Task |
Single out each line with the word "اهواز" and copy it.

Data lines |
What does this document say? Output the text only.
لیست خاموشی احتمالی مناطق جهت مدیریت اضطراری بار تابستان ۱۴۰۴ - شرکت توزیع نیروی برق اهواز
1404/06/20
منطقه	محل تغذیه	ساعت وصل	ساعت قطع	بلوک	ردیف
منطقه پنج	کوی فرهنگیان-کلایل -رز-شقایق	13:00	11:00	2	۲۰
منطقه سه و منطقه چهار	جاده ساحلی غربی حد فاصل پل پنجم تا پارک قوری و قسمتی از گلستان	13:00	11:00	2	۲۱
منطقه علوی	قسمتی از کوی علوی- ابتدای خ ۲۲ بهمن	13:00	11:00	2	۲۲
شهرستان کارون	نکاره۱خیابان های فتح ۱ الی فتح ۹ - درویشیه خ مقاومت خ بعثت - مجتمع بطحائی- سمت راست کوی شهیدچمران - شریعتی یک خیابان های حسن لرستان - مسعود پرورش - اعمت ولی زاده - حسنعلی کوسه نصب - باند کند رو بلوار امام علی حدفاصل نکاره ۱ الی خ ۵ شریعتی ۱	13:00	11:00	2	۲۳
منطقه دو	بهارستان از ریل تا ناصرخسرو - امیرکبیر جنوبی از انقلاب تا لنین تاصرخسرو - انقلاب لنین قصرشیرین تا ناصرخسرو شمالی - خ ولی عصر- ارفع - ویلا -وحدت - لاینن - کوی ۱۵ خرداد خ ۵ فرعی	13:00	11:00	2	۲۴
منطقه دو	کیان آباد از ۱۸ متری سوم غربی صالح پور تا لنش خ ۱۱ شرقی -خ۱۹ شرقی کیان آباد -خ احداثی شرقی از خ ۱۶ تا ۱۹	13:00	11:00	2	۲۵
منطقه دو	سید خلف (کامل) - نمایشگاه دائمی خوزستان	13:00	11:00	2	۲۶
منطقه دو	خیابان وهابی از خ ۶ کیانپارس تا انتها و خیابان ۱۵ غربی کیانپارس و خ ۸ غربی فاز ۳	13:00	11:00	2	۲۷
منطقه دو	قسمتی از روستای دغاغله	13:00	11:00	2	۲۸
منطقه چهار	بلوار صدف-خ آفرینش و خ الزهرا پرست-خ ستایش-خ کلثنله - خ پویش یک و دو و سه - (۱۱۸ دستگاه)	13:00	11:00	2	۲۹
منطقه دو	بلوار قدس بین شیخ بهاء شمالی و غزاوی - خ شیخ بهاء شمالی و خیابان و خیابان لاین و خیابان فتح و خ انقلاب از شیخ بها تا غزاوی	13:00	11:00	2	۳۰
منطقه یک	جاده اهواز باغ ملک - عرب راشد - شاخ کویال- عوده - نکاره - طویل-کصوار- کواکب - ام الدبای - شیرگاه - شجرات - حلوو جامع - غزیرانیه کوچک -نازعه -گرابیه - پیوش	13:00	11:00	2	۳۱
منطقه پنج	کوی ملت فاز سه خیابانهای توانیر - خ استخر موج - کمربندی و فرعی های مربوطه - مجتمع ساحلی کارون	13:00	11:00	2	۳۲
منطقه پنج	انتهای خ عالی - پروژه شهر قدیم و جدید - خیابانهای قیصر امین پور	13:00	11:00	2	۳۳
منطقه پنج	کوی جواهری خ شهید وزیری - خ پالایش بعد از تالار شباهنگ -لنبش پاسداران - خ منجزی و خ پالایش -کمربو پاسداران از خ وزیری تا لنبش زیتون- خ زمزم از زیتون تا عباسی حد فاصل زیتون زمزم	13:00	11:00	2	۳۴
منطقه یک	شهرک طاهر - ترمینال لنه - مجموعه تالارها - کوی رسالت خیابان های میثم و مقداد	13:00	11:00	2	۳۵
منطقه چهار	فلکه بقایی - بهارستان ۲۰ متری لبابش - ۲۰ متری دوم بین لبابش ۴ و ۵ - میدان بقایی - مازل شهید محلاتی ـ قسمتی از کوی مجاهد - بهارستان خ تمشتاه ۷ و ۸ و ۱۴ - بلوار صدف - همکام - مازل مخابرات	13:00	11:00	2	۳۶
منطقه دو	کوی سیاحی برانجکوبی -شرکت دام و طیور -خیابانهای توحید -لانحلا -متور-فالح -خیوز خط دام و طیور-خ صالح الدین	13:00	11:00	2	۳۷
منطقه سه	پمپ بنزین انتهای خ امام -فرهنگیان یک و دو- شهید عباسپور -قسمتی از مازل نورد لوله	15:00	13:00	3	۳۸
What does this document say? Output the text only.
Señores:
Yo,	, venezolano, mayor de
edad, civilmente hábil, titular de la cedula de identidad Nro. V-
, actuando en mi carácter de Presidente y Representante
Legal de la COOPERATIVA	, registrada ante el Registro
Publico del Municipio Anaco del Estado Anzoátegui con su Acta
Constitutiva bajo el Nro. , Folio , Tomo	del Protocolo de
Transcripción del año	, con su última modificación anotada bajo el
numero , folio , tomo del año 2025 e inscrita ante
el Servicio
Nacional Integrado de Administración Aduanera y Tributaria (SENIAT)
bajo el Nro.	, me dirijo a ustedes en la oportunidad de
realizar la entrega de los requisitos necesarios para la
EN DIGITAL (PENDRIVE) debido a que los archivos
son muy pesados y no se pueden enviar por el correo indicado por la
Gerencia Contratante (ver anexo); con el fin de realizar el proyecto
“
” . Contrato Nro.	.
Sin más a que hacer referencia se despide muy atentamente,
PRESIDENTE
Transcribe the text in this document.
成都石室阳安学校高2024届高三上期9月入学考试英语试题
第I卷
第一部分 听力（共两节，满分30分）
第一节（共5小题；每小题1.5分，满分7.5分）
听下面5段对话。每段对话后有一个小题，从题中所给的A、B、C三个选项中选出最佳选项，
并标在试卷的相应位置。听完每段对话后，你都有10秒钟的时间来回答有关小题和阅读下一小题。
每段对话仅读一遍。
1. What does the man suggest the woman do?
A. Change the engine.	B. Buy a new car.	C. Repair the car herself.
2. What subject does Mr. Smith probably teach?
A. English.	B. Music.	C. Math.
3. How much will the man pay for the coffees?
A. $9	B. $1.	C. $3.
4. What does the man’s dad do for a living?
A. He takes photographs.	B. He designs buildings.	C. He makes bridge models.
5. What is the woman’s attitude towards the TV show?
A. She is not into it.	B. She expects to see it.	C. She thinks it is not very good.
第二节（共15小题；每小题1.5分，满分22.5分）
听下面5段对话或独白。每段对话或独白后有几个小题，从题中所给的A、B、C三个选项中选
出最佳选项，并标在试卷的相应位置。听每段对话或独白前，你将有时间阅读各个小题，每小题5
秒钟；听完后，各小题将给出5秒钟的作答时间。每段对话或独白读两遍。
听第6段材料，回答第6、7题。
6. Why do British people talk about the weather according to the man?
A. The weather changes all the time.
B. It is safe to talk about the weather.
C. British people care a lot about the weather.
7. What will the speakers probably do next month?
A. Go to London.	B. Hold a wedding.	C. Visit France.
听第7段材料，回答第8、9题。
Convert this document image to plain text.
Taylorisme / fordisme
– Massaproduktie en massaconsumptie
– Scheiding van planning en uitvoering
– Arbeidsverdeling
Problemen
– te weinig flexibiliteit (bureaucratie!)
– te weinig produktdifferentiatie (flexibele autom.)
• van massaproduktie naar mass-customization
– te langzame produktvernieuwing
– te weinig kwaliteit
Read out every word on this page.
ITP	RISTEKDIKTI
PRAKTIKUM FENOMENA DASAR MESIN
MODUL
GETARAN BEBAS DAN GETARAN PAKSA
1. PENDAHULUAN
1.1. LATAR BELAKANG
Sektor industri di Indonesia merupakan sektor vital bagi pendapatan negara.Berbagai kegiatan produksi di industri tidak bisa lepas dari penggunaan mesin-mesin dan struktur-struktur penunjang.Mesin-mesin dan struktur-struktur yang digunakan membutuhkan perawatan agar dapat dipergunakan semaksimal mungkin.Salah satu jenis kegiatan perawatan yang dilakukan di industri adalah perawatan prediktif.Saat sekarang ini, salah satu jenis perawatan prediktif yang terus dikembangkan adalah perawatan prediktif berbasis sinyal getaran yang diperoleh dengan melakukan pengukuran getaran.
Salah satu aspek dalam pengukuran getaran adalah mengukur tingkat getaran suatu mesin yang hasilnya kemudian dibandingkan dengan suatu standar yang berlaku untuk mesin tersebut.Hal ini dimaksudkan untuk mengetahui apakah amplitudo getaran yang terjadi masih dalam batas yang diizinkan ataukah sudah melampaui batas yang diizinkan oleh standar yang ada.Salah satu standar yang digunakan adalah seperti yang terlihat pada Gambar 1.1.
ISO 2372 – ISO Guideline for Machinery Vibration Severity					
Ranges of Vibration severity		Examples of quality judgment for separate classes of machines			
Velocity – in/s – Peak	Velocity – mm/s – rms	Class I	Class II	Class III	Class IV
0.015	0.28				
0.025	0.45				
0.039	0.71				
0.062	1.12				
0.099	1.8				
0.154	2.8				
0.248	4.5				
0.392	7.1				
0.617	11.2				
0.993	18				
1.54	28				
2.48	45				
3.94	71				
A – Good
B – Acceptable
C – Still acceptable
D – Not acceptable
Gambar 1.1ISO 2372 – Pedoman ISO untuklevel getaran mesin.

Final result |
لیست خاموشی احتمالی مناطق جهت مدیریت اضطراری بار تابستان ۱۴۰۴ - شرکت توزیع نیروی برق اهواز
منطقه یک	جاده اهواز باغ ملک - عرب راشد - شاخ کویال- عوده - نکاره - طویل-کصوار- کواکب - ام الدبای - شیرگاه - شجرات - حلوو جامع - غزیرانیه کوچک -نازعه -گرابیه - پیوش	13:00	11:00	2	۳۱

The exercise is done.